» Task goal: Copy every record below, exactly as written.
--- BEGIN Input records ---
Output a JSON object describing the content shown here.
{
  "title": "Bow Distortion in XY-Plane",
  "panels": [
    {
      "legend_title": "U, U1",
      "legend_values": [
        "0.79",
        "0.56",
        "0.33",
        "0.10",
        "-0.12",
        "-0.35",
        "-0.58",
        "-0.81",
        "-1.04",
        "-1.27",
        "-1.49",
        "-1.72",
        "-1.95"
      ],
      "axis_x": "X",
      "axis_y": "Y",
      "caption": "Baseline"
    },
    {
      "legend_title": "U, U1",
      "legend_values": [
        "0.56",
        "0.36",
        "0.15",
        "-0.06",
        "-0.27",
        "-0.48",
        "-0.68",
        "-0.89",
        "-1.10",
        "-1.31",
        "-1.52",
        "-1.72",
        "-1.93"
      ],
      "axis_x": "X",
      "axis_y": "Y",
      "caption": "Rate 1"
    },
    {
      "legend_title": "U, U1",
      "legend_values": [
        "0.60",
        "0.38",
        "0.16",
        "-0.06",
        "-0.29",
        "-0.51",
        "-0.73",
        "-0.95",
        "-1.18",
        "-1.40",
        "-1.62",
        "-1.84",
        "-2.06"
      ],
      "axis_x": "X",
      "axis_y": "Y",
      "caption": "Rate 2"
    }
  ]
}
--- END Input records ---
» Correct response:
Output a JSON object describing the content shown here.
{
  "title": "Bow Distortion in XY-Plane",
  "panels": [
    {
      "legend_title": "U, U1",
      "legend_values": [
        "0.79",
        "0.56",
        "0.33",
        "0.10",
        "-0.12",
        "-0.35",
        "-0.58",
        "-0.81",
        "-1.04",
        "-1.27",
        "-1.49",
        "-1.72",
        "-1.95"
      ],
      "axis_x": "X",
      "axis_y": "Y",
      "caption": "Baseline"
    },
    {
      "legend_title": "U, U1",
      "legend_values": [
        "0.56",
        "0.36",
        "0.15",
        "-0.06",
        "-0.27",
        "-0.48",
        "-0.68",
        "-0.89",
        "-1.10",
        "-1.31",
        "-1.52",
        "-1.72",
        "-1.93"
      ],
      "axis_x": "X",
      "axis_y": "Y",
      "caption": "Rate 1"
    },
    {
      "legend_title": "U, U1",
      "legend_values": [
        "0.60",
        "0.38",
        "0.16",
        "-0.06",
        "-0.29",
        "-0.51",
        "-0.73",
        "-0.95",
        "-1.18",
        "-1.40",
        "-1.62",
        "-1.84",
        "-2.06"
      ],
      "axis_x": "X",
      "axis_y": "Y",
      "caption": "Rate 2"
    }
  ]
}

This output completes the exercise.